● AIM
Beneath this task is a listing. State how many of its lines include the string "JSON", giving nothing but the number.

● EXERCISE MATERIALS
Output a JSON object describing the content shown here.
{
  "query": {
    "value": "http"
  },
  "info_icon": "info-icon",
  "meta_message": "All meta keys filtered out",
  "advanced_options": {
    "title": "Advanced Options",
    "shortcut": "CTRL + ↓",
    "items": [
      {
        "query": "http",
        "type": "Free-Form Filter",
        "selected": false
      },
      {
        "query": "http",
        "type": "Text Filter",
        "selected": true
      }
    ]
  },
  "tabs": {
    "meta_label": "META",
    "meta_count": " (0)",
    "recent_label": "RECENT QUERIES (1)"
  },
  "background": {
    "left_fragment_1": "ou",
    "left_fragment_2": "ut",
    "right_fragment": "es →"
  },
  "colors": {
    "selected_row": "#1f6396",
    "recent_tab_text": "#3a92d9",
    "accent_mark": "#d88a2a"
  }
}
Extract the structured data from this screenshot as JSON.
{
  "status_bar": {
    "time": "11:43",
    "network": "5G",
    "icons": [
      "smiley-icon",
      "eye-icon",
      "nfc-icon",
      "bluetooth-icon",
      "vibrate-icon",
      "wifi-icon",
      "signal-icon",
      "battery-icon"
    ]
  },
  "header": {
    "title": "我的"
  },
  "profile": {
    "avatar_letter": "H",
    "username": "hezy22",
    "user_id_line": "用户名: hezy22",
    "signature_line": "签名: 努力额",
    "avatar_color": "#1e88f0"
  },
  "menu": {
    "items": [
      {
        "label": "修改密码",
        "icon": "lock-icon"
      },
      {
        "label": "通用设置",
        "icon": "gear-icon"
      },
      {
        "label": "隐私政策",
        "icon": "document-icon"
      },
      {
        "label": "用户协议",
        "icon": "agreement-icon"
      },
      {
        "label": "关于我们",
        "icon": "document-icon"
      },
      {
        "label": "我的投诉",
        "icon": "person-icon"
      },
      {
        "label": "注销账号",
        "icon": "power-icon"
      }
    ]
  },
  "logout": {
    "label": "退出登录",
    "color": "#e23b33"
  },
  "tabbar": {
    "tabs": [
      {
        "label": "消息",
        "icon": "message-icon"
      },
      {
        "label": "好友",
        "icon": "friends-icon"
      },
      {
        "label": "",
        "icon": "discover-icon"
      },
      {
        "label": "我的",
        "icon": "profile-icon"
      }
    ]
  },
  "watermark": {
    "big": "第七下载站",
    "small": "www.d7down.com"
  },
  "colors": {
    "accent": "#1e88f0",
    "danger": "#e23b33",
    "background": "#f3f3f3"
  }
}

● COMPLETE ANSWER
2